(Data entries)
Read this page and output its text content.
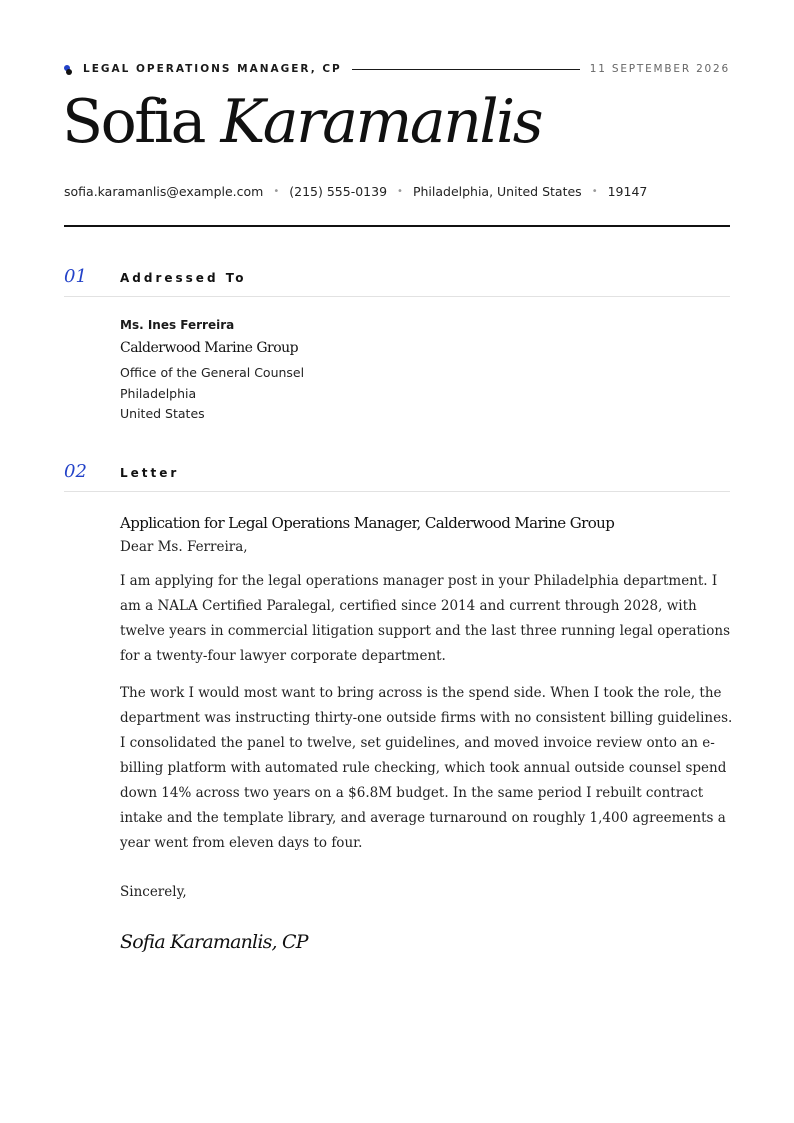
LEGAL OPERATIONS MANAGER, CP	11 SEPTEMBER 2026
Sofia Karamanlis
sofia.karamanlis@example.com • (215) 555-0139 • Philadelphia, United States • 19147
01	Addressed To
Ms. Ines Ferreira
Calderwood Marine Group
Office of the General Counsel
Philadelphia
United States
02	Letter
Application for Legal Operations Manager, Calderwood Marine Group
Dear Ms. Ferreira,

I am applying for the legal operations manager post in your Philadelphia department. I am a NALA Certified Paralegal, certified since 2014 and current through 2028, with twelve years in commercial litigation support and the last three running legal operations for a twenty-four lawyer corporate department.

The work I would most want to bring across is the spend side. When I took the role, the department was instructing thirty-one outside firms with no consistent billing guidelines. I consolidated the panel to twelve, set guidelines, and moved invoice review onto an e-billing platform with automated rule checking, which took annual outside counsel spend down 14% across two years on a $6.8M budget. In the same period I rebuilt contract intake and the template library, and average turnaround on roughly 1,400 agreements a year went from eleven days to four.

Sincerely,
Sofia Karamanlis, CP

* _Short task_
Identify the lines above with the word "Calderwood". Copy them.

* _Finished exercise_
Calderwood Marine Group
Application for Legal Operations Manager, Calderwood Marine Group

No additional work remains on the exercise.